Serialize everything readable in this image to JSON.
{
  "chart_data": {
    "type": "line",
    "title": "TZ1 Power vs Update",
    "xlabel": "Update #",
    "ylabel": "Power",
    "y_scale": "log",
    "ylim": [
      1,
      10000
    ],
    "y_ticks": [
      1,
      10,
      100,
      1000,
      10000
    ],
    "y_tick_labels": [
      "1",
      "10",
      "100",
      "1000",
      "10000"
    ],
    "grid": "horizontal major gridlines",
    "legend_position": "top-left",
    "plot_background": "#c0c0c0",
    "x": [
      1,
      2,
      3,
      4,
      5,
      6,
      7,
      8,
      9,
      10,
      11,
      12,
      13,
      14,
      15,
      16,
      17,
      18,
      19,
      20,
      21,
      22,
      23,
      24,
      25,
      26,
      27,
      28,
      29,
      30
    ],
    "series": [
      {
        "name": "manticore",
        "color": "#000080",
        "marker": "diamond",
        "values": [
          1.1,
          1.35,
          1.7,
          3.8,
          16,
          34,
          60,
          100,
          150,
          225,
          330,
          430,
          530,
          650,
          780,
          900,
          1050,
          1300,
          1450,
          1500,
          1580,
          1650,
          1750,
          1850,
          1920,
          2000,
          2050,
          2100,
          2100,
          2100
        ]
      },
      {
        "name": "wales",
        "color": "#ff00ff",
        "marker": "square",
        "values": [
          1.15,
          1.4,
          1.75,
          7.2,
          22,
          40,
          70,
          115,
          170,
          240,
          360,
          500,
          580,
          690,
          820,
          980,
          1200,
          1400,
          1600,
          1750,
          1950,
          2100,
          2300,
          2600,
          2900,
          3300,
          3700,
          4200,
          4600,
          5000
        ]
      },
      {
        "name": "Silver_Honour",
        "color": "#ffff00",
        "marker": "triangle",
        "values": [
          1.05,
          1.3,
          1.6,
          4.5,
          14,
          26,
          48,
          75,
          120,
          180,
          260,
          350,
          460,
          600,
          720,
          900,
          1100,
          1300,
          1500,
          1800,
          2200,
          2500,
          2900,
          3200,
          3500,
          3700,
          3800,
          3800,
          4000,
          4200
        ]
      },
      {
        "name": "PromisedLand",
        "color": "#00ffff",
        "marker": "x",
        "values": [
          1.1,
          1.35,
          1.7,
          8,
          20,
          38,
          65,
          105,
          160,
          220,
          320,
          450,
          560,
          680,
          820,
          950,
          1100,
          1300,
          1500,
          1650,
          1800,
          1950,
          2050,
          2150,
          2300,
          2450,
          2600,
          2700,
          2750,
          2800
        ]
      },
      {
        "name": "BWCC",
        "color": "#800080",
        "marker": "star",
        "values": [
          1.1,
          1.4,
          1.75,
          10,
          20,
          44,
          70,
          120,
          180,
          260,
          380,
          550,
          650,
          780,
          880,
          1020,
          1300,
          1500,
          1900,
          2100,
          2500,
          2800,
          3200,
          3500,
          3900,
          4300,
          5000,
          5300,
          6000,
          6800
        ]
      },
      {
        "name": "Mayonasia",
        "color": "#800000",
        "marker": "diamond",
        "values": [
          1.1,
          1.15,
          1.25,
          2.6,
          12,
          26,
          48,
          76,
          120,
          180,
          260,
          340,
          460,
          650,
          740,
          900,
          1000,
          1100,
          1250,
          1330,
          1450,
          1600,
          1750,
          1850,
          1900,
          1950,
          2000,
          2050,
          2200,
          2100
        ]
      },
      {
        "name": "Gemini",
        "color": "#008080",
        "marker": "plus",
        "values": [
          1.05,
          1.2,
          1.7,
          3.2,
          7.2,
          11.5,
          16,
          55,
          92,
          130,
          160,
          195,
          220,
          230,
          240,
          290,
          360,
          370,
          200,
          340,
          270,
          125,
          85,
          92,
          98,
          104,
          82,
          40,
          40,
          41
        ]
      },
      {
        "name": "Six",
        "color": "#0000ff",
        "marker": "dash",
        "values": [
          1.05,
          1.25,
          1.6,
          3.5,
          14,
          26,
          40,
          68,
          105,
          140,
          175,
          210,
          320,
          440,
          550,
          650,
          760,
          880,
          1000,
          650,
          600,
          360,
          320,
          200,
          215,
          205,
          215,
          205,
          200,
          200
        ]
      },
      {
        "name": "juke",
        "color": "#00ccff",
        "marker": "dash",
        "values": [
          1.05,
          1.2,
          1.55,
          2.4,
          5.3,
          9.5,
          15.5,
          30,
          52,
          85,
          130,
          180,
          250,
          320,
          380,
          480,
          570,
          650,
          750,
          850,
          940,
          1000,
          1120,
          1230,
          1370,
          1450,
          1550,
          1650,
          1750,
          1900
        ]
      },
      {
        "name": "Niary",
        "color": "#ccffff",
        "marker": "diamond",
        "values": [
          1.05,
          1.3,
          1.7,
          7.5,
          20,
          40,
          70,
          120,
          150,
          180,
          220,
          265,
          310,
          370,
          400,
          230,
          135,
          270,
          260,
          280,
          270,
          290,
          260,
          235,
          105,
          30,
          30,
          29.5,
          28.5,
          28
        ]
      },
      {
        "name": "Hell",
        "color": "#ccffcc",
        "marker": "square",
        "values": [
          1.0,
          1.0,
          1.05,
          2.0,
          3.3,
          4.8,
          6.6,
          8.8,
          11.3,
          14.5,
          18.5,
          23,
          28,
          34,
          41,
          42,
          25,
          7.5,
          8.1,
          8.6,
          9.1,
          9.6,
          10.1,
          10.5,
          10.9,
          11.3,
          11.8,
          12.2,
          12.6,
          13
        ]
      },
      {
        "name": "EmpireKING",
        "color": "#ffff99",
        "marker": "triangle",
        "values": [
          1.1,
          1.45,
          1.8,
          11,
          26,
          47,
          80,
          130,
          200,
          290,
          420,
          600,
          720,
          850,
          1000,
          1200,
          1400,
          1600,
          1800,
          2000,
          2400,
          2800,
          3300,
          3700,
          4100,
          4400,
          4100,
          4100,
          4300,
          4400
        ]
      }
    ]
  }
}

--------

Given problem: Scan the material above. Copy each line that holds the word "Update".

Solution below:
    "title": "TZ1 Power vs Update",
    "xlabel": "Update #",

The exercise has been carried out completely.